--- Start of Given records ---

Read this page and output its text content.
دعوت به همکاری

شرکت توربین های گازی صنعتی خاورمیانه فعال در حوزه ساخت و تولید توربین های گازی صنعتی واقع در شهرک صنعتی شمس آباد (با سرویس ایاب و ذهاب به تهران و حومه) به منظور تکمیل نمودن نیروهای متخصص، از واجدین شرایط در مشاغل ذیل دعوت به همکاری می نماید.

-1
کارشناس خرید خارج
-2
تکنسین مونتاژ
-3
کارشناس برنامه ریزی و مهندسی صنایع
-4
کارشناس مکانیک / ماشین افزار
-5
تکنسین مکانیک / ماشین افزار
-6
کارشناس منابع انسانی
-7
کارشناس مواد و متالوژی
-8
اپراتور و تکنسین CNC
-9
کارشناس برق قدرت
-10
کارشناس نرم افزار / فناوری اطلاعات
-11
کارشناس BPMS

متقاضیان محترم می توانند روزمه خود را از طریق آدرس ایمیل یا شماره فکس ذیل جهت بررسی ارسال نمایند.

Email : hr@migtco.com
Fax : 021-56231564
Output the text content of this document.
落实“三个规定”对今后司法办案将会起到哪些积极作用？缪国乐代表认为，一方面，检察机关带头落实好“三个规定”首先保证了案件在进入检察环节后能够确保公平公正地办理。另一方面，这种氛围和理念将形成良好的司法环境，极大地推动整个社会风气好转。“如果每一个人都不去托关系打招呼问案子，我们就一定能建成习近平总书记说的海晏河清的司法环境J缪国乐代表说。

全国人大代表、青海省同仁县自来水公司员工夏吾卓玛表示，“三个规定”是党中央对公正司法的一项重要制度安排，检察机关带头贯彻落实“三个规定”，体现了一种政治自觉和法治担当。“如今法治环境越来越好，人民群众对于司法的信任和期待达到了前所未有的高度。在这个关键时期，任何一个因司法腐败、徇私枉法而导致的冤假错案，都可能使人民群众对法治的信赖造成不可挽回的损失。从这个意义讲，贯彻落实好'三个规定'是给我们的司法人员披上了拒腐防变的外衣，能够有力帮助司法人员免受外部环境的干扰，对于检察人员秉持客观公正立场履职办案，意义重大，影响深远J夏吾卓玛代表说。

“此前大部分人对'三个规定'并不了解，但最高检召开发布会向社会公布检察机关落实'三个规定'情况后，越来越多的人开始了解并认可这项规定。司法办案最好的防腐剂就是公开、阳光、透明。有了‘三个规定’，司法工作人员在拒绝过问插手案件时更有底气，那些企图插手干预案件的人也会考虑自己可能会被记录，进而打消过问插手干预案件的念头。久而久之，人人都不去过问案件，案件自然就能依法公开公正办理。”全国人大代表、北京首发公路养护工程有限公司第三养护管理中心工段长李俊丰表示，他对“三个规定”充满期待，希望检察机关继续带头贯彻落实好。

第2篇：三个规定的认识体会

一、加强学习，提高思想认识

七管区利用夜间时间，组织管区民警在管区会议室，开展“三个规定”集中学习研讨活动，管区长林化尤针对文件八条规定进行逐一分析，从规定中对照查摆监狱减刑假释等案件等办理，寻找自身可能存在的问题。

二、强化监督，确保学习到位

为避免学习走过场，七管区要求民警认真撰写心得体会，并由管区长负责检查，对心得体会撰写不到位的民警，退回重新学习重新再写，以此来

--- End of Given records ---

§ **What you have to do**:
Write out all the records above again, exactly as they stand.

§ **Correct output**:
Read this page and output its text content.
دعوت به همکاری

شرکت توربین های گازی صنعتی خاورمیانه فعال در حوزه ساخت و تولید توربین های گازی صنعتی واقع در شهرک صنعتی شمس آباد (با سرویس ایاب و ذهاب به تهران و حومه) به منظور تکمیل نمودن نیروهای متخصص، از واجدین شرایط در مشاغل ذیل دعوت به همکاری می نماید.

-1
کارشناس خرید خارج
-2
تکنسین مونتاژ
-3
کارشناس برنامه ریزی و مهندسی صنایع
-4
کارشناس مکانیک / ماشین افزار
-5
تکنسین مکانیک / ماشین افزار
-6
کارشناس منابع انسانی
-7
کارشناس مواد و متالوژی
-8
اپراتور و تکنسین CNC
-9
کارشناس برق قدرت
-10
کارشناس نرم افزار / فناوری اطلاعات
-11
کارشناس BPMS

متقاضیان محترم می توانند روزمه خود را از طریق آدرس ایمیل یا شماره فکس ذیل جهت بررسی ارسال نمایند.

Email : hr@migtco.com
Fax : 021-56231564
Output the text content of this document.
落实“三个规定”对今后司法办案将会起到哪些积极作用？缪国乐代表认为，一方面，检察机关带头落实好“三个规定”首先保证了案件在进入检察环节后能够确保公平公正地办理。另一方面，这种氛围和理念将形成良好的司法环境，极大地推动整个社会风气好转。“如果每一个人都不去托关系打招呼问案子，我们就一定能建成习近平总书记说的海晏河清的司法环境J缪国乐代表说。

全国人大代表、青海省同仁县自来水公司员工夏吾卓玛表示，“三个规定”是党中央对公正司法的一项重要制度安排，检察机关带头贯彻落实“三个规定”，体现了一种政治自觉和法治担当。“如今法治环境越来越好，人民群众对于司法的信任和期待达到了前所未有的高度。在这个关键时期，任何一个因司法腐败、徇私枉法而导致的冤假错案，都可能使人民群众对法治的信赖造成不可挽回的损失。从这个意义讲，贯彻落实好'三个规定'是给我们的司法人员披上了拒腐防变的外衣，能够有力帮助司法人员免受外部环境的干扰，对于检察人员秉持客观公正立场履职办案，意义重大，影响深远J夏吾卓玛代表说。

“此前大部分人对'三个规定'并不了解，但最高检召开发布会向社会公布检察机关落实'三个规定'情况后，越来越多的人开始了解并认可这项规定。司法办案最好的防腐剂就是公开、阳光、透明。有了‘三个规定’，司法工作人员在拒绝过问插手案件时更有底气，那些企图插手干预案件的人也会考虑自己可能会被记录，进而打消过问插手干预案件的念头。久而久之，人人都不去过问案件，案件自然就能依法公开公正办理。”全国人大代表、北京首发公路养护工程有限公司第三养护管理中心工段长李俊丰表示，他对“三个规定”充满期待，希望检察机关继续带头贯彻落实好。

第2篇：三个规定的认识体会

一、加强学习，提高思想认识

七管区利用夜间时间，组织管区民警在管区会议室，开展“三个规定”集中学习研讨活动，管区长林化尤针对文件八条规定进行逐一分析，从规定中对照查摆监狱减刑假释等案件等办理，寻找自身可能存在的问题。

二、强化监督，确保学习到位

为避免学习走过场，七管区要求民警认真撰写心得体会，并由管区长负责检查，对心得体会撰写不到位的民警，退回重新学习重新再写，以此来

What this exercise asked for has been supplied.